## Provided information
------------------------------------------------------------
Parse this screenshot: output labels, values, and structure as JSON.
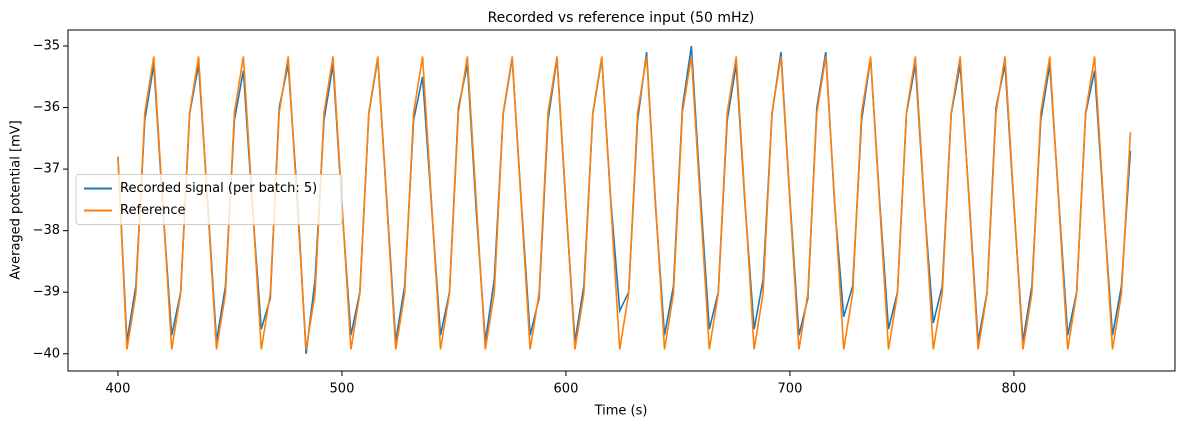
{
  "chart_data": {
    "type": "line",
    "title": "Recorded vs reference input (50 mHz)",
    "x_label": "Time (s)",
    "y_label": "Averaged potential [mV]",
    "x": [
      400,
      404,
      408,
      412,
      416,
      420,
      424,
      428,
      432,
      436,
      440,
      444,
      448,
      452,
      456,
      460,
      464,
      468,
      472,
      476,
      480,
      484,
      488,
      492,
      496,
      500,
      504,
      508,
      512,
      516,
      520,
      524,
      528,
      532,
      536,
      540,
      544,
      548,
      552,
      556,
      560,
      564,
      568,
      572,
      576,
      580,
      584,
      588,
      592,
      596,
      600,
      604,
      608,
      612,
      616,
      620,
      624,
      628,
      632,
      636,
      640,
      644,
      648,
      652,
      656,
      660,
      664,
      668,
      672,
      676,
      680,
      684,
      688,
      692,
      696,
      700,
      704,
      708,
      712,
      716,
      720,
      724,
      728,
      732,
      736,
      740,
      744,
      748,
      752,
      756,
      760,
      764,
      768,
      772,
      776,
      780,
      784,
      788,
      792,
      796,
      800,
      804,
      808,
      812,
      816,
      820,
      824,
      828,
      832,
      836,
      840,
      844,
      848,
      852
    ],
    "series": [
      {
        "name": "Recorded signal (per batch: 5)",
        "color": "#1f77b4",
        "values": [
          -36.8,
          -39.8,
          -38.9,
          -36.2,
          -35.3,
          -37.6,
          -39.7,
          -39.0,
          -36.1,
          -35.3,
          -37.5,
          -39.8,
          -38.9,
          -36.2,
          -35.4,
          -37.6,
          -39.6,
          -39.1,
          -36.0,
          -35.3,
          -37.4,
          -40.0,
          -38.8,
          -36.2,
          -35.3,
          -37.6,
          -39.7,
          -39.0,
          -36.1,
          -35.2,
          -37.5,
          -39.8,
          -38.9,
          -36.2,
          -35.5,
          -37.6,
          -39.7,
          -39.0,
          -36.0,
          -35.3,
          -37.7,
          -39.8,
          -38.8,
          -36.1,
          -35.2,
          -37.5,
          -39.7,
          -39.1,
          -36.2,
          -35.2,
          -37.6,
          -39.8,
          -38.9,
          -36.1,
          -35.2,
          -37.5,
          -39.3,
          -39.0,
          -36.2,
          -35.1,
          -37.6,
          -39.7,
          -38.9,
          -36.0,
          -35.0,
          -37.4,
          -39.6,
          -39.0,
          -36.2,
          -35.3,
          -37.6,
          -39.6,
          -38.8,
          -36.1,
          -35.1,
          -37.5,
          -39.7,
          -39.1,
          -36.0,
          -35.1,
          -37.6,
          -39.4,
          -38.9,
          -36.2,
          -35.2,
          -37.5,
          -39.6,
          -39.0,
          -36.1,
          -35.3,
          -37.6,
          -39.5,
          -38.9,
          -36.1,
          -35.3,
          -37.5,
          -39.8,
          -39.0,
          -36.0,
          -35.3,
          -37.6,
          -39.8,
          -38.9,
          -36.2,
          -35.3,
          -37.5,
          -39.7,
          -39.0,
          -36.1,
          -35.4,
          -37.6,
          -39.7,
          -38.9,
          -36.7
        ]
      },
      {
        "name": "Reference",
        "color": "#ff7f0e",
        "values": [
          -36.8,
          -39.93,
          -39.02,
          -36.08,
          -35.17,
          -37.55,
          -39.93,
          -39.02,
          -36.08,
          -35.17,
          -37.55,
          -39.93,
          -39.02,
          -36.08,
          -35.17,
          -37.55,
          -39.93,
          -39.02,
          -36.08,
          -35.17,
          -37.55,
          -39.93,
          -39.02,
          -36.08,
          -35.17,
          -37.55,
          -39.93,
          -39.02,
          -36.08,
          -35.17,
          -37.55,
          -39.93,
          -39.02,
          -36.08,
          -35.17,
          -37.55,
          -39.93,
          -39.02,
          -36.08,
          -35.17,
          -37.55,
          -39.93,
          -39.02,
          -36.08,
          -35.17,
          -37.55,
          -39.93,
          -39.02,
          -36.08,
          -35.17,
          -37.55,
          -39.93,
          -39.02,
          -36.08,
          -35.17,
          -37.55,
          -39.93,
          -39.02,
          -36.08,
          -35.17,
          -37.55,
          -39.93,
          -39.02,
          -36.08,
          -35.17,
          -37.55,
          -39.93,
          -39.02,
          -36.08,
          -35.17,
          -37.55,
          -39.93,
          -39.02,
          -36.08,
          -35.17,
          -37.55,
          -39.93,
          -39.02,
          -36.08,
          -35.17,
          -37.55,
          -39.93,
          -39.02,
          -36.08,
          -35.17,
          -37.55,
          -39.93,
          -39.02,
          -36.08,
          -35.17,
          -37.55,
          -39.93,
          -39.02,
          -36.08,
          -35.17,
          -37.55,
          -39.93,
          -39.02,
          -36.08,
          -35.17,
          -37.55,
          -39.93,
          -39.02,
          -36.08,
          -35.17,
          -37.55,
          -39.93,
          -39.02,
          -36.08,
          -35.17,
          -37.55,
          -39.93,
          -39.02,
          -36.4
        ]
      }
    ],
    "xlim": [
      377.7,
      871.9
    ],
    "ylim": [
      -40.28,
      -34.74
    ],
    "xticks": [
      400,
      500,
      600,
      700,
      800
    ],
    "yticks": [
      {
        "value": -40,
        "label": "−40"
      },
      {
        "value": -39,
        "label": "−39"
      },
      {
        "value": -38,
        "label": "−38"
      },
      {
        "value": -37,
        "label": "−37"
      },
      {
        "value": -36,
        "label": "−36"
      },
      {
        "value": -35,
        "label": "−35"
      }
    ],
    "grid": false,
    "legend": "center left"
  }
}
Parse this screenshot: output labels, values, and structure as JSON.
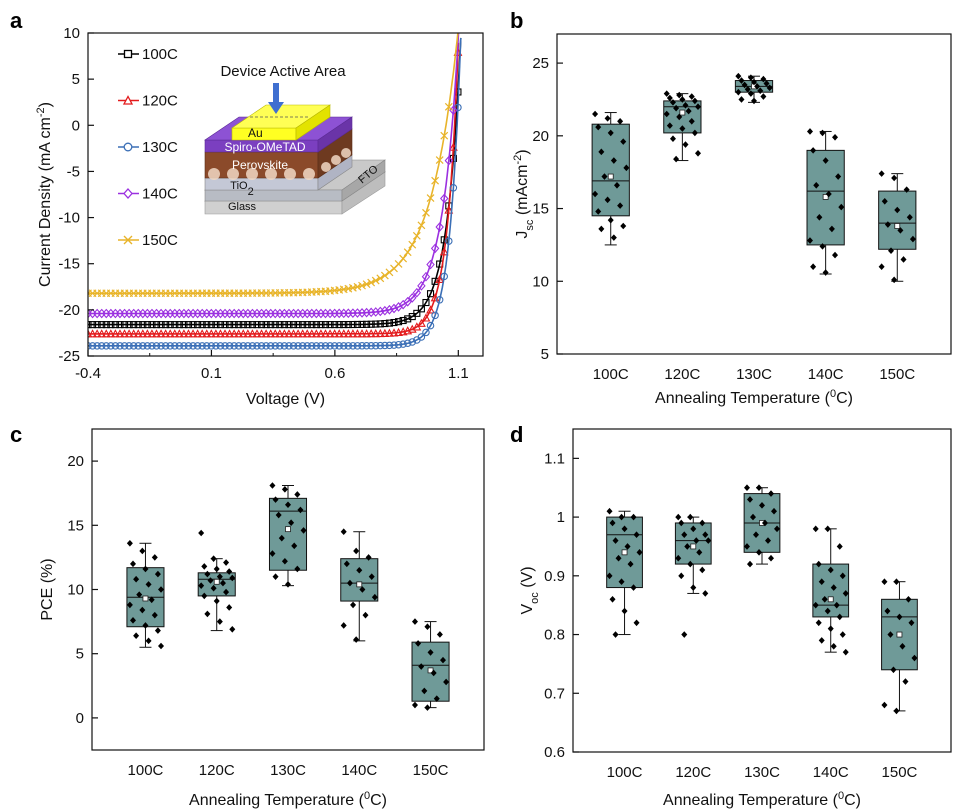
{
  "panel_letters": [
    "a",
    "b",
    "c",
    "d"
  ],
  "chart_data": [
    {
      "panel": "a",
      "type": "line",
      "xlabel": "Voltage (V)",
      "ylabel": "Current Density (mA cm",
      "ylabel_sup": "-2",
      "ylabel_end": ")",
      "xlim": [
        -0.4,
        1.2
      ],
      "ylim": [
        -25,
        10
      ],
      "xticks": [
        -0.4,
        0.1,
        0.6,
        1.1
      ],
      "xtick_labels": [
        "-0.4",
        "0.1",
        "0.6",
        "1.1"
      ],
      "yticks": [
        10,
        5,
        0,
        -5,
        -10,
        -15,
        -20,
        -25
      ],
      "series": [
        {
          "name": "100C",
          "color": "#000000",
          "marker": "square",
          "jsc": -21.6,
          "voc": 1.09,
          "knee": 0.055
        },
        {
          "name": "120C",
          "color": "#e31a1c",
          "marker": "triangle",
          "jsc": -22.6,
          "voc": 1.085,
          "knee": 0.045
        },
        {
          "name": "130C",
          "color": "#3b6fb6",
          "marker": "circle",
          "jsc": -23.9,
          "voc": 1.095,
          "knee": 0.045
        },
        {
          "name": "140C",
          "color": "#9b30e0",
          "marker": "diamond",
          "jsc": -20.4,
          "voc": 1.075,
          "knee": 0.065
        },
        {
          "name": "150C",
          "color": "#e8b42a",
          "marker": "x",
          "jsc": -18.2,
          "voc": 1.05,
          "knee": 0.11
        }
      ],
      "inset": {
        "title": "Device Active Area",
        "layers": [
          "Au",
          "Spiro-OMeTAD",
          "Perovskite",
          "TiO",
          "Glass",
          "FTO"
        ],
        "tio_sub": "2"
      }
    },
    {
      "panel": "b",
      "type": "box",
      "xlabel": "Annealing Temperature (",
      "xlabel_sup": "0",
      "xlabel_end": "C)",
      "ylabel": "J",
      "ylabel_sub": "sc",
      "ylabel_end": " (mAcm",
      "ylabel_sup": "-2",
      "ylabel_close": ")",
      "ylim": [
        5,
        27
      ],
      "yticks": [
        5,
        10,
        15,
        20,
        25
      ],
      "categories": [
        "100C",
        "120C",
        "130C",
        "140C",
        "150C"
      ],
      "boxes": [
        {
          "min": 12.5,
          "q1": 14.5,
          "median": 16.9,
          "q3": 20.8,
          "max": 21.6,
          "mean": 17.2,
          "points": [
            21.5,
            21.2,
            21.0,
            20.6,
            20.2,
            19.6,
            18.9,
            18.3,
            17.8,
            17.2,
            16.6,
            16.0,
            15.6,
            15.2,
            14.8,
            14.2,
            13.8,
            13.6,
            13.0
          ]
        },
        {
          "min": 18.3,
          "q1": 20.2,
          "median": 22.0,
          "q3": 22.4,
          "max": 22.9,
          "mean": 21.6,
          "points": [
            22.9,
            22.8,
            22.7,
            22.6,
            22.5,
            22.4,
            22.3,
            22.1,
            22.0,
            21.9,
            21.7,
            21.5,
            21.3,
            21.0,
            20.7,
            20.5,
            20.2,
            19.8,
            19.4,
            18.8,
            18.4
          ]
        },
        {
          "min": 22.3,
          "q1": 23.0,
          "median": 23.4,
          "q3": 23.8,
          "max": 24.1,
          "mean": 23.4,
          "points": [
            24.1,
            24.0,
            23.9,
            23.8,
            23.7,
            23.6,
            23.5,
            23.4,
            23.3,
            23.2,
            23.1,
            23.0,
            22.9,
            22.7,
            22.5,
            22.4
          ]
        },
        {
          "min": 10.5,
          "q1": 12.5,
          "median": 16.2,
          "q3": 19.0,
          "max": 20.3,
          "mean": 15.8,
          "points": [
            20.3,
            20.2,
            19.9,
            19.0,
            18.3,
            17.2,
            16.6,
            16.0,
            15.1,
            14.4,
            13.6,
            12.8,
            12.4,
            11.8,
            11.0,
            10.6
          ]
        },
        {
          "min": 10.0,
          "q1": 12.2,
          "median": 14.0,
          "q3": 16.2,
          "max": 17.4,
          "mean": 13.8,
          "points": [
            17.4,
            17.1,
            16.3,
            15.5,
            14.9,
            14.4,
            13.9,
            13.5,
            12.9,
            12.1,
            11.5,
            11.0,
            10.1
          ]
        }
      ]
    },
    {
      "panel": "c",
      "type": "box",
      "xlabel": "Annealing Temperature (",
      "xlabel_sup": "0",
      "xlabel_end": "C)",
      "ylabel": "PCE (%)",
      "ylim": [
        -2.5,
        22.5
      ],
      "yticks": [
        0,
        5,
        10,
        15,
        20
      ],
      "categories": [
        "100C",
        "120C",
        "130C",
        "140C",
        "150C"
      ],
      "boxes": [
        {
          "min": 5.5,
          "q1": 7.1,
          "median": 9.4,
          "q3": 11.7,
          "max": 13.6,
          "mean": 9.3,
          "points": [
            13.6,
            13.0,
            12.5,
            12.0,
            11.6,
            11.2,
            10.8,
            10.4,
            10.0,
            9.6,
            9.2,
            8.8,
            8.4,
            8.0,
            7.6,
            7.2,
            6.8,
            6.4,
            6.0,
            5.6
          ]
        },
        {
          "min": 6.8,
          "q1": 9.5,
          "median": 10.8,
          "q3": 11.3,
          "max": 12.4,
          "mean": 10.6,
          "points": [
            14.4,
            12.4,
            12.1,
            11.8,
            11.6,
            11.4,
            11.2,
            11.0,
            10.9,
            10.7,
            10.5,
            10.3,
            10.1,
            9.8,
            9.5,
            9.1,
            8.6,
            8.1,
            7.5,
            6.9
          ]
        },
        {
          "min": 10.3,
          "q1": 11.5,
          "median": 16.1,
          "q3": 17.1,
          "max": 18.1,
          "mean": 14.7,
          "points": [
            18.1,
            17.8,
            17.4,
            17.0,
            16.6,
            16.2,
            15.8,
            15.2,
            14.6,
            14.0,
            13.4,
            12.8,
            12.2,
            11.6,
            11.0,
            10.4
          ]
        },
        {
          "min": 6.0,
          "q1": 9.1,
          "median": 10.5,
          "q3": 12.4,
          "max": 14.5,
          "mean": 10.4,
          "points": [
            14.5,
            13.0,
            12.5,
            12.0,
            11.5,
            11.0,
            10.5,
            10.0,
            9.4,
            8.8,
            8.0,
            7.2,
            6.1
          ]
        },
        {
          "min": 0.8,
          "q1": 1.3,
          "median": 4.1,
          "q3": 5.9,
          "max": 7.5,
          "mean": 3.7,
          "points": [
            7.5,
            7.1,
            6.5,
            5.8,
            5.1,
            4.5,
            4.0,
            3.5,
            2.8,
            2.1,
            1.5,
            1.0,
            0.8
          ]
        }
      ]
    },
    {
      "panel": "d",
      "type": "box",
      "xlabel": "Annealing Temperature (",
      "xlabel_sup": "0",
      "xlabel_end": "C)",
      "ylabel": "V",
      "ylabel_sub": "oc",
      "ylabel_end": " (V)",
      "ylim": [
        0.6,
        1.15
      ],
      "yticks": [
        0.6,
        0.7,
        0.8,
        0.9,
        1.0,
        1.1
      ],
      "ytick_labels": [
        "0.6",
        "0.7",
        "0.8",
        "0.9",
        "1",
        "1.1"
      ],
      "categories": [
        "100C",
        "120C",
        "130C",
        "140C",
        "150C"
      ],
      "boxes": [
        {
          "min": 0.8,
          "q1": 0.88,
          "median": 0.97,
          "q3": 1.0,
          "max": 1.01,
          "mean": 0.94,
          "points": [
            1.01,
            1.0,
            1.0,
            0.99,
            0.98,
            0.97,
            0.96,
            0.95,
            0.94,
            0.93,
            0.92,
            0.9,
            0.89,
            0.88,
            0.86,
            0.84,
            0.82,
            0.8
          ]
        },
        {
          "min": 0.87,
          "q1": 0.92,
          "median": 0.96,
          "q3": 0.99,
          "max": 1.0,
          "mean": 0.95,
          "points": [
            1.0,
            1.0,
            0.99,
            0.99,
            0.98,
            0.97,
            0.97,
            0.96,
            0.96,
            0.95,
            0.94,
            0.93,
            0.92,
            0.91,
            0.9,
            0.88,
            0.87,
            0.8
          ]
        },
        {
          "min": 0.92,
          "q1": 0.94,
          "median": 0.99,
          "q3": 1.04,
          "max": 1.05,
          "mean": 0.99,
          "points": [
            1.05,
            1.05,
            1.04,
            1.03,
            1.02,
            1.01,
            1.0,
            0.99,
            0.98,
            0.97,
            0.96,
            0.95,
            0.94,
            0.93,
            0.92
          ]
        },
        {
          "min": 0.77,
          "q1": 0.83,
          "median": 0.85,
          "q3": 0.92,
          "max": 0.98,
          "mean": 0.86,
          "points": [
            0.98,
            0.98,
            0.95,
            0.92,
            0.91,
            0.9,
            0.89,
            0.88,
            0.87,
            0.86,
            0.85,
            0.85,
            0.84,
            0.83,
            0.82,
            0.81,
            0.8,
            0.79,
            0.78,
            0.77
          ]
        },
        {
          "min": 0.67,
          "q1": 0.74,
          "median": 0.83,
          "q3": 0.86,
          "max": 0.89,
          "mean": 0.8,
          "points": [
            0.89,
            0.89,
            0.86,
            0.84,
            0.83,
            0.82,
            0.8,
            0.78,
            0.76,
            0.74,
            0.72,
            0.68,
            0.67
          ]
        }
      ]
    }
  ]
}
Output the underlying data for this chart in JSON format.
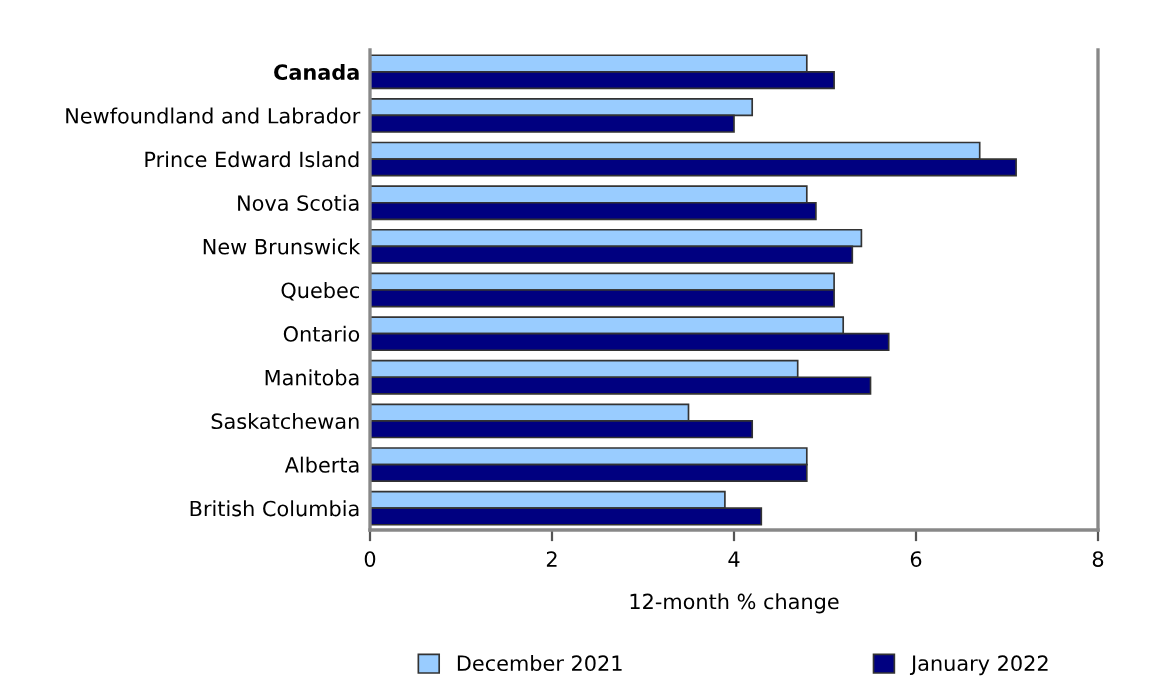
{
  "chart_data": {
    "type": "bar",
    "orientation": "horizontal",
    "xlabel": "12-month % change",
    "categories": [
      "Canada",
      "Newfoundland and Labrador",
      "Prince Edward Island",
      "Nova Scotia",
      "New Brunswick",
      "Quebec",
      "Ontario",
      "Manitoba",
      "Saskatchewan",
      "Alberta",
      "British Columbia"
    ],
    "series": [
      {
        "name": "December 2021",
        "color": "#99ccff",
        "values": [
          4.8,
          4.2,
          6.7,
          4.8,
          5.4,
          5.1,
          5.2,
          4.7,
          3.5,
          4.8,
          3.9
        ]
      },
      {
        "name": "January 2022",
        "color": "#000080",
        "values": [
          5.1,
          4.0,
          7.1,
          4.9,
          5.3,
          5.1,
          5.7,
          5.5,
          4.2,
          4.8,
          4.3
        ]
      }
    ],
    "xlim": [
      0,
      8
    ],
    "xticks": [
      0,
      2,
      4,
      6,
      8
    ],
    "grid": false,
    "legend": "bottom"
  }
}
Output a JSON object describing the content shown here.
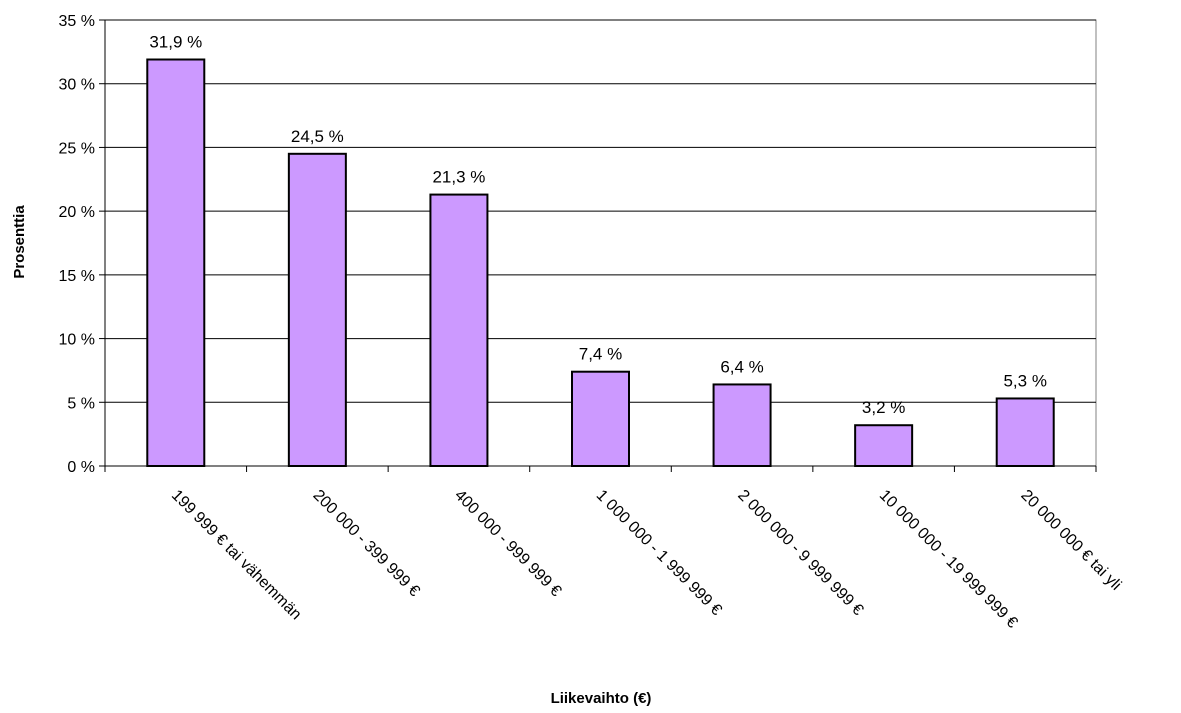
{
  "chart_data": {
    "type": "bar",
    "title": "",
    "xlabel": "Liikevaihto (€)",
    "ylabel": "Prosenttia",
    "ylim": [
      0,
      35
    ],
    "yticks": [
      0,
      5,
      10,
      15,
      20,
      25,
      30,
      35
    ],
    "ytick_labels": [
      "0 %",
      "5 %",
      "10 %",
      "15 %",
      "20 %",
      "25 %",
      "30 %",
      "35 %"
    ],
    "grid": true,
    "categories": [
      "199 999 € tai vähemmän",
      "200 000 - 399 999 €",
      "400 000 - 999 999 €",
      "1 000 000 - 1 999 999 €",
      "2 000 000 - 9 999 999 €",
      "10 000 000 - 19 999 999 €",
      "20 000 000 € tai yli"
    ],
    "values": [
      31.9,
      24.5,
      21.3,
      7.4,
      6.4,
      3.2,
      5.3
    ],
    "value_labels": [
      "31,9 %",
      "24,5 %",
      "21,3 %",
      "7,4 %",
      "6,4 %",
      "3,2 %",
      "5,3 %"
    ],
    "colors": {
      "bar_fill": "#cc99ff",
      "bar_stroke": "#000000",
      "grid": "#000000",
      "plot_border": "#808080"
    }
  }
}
------------------------------------------------------------
## Task prompt
Report all lines of the material that contain the word "JSON".

## Solution below
Parse this screenshot: output labels, values, and structure as JSON.
Parse this screenshot: output labels, values, and structure as JSON.
Output the underlying data for this chart in JSON format.
Output a JSON object describing the content shown here.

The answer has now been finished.